**INPUT MATERIAL:**
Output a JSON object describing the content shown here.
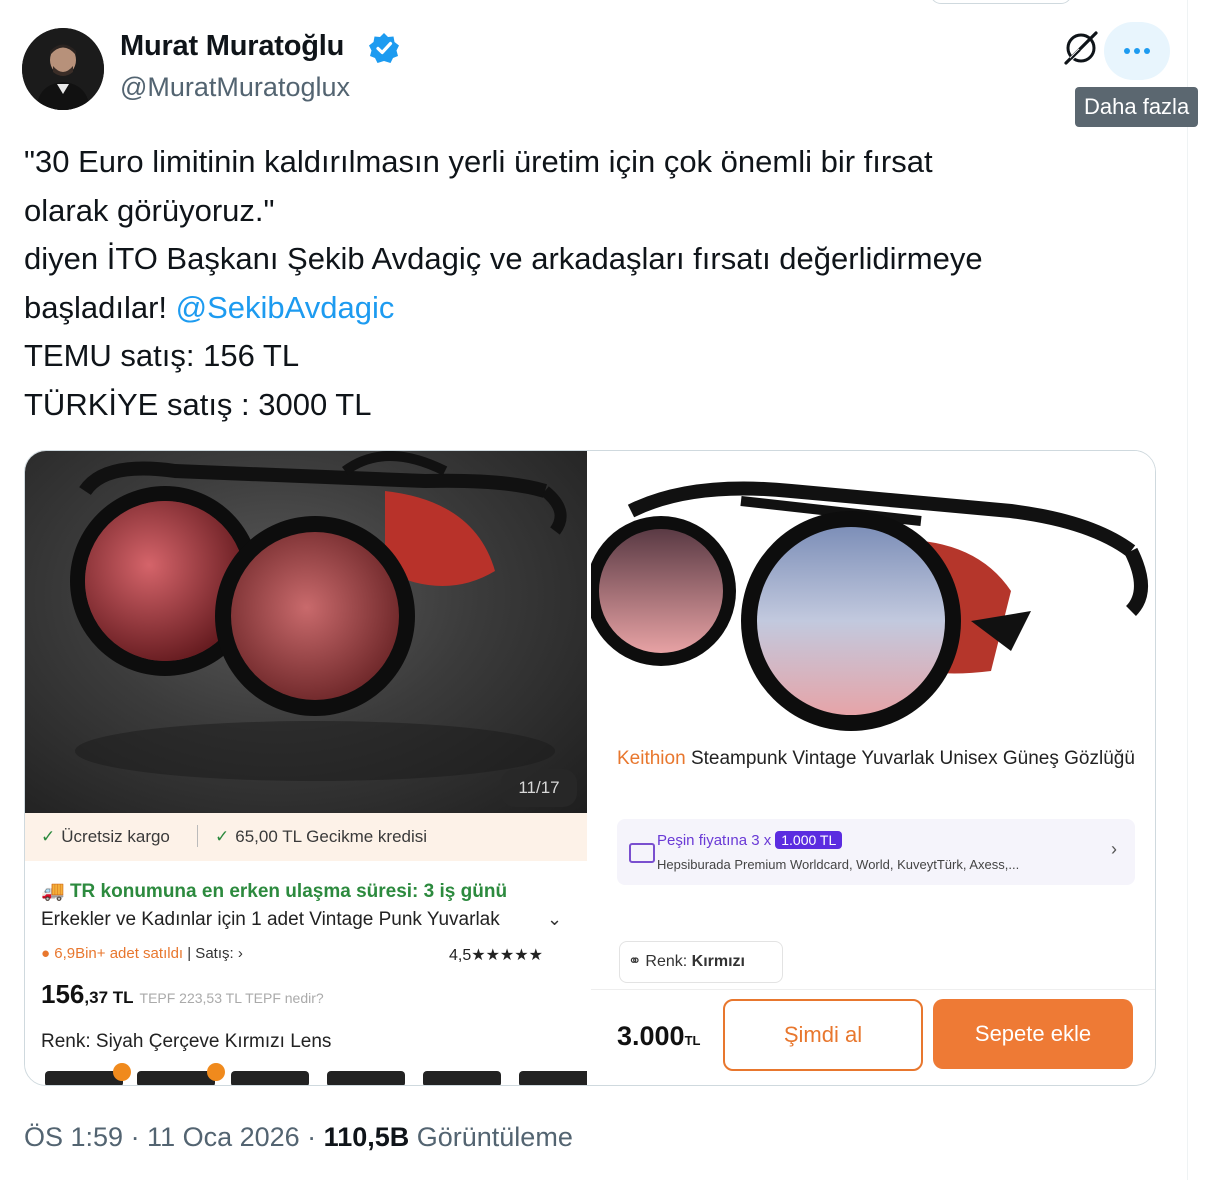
{
  "author": {
    "name": "Murat Muratoğlu",
    "handle": "@MuratMuratoglux"
  },
  "header_actions": {
    "tooltip": "Daha fazla"
  },
  "tweet": {
    "line1": "\"30 Euro limitinin kaldırılmasın yerli üretim için çok önemli bir fırsat",
    "line2": "olarak görüyoruz.\"",
    "line3": "diyen İTO Başkanı Şekib Avdagiç ve arkadaşları fırsatı değerlidirmeye",
    "line4_text": "başladılar! ",
    "line4_mention": "@SekibAvdagic",
    "line5": "TEMU satış: 156 TL",
    "line6": "TÜRKİYE satış : 3000 TL"
  },
  "left_image": {
    "counter": "11/17",
    "cargo_free": "Ücretsiz kargo",
    "cargo_credit": "65,00 TL Gecikme kredisi",
    "delivery": "TR konumuna en erken ulaşma süresi: 3 iş günü",
    "product": "Erkekler ve Kadınlar için 1 adet Vintage Punk Yuvarlak",
    "sold": "6,9Bin+ adet satıldı",
    "sold_rest": " | Satış:",
    "rating": "4,5★★★★★",
    "price_main": "156",
    "price_frac": ",37 TL",
    "price_tepf": "TEPF 223,53 TL TEPF nedir?",
    "color": "Renk: Siyah Çerçeve Kırmızı Lens"
  },
  "right_image": {
    "brand": "Keithion",
    "title": " Steampunk Vintage Yuvarlak Unisex Güneş Gözlüğü",
    "pesin_text": "Peşin fiyatına 3 x",
    "pesin_pill": "1.000 TL",
    "cards": "Hepsiburada Premium Worldcard, World, KuveytTürk, Axess,...",
    "renk_label": "Renk:",
    "renk_value": "Kırmızı",
    "price": "3.000",
    "price_unit": "TL",
    "buy_now": "Şimdi al",
    "add_to_cart": "Sepete ekle"
  },
  "footer": {
    "time": "ÖS 1:59 · 11 Oca 2026 · ",
    "views_count": "110,5B",
    "views_label": " Görüntüleme"
  },
  "colors": {
    "accent": "#1d9bf0",
    "orange": "#ee7a35"
  }
}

**WORK INSTRUCTIONS:**
Each entry gets copied exactly; the pictures stay out.

**SOLUTION:**
Output a JSON object describing the content shown here.
{
  "author": {
    "name": "Murat Muratoğlu",
    "handle": "@MuratMuratoglux"
  },
  "header_actions": {
    "tooltip": "Daha fazla"
  },
  "tweet": {
    "line1": "\"30 Euro limitinin kaldırılmasın yerli üretim için çok önemli bir fırsat",
    "line2": "olarak görüyoruz.\"",
    "line3": "diyen İTO Başkanı Şekib Avdagiç ve arkadaşları fırsatı değerlidirmeye",
    "line4_text": "başladılar! ",
    "line4_mention": "@SekibAvdagic",
    "line5": "TEMU satış: 156 TL",
    "line6": "TÜRKİYE satış : 3000 TL"
  },
  "left_image": {
    "counter": "11/17",
    "cargo_free": "Ücretsiz kargo",
    "cargo_credit": "65,00 TL Gecikme kredisi",
    "delivery": "TR konumuna en erken ulaşma süresi: 3 iş günü",
    "product": "Erkekler ve Kadınlar için 1 adet Vintage Punk Yuvarlak",
    "sold": "6,9Bin+ adet satıldı",
    "sold_rest": " | Satış:",
    "rating": "4,5★★★★★",
    "price_main": "156",
    "price_frac": ",37 TL",
    "price_tepf": "TEPF 223,53 TL TEPF nedir?",
    "color": "Renk: Siyah Çerçeve Kırmızı Lens"
  },
  "right_image": {
    "brand": "Keithion",
    "title": " Steampunk Vintage Yuvarlak Unisex Güneş Gözlüğü",
    "pesin_text": "Peşin fiyatına 3 x",
    "pesin_pill": "1.000 TL",
    "cards": "Hepsiburada Premium Worldcard, World, KuveytTürk, Axess,...",
    "renk_label": "Renk:",
    "renk_value": "Kırmızı",
    "price": "3.000",
    "price_unit": "TL",
    "buy_now": "Şimdi al",
    "add_to_cart": "Sepete ekle"
  },
  "footer": {
    "time": "ÖS 1:59 · 11 Oca 2026 · ",
    "views_count": "110,5B",
    "views_label": " Görüntüleme"
  },
  "colors": {
    "accent": "#1d9bf0",
    "orange": "#ee7a35"
  }
}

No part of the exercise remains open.